What this task involves: Repeat the whole listing exactly as written.

Material for the task:
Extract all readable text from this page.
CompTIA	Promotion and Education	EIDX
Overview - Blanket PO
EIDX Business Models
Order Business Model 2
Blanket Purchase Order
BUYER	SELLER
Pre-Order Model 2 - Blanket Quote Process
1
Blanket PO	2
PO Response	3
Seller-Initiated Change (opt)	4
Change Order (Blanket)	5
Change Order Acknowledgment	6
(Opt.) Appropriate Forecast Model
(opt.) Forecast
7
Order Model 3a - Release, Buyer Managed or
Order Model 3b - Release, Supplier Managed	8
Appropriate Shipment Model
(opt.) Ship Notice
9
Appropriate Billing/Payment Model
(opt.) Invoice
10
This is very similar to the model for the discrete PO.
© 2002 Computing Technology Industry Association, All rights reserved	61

Exercise response:
Extract all readable text from this page.
CompTIA	Promotion and Education	EIDX
Overview - Blanket PO
EIDX Business Models
Order Business Model 2
Blanket Purchase Order
BUYER	SELLER
Pre-Order Model 2 - Blanket Quote Process
1
Blanket PO	2
PO Response	3
Seller-Initiated Change (opt)	4
Change Order (Blanket)	5
Change Order Acknowledgment	6
(Opt.) Appropriate Forecast Model
(opt.) Forecast
7
Order Model 3a - Release, Buyer Managed or
Order Model 3b - Release, Supplier Managed	8
Appropriate Shipment Model
(opt.) Ship Notice
9
Appropriate Billing/Payment Model
(opt.) Invoice
10
This is very similar to the model for the discrete PO.
© 2002 Computing Technology Industry Association, All rights reserved	61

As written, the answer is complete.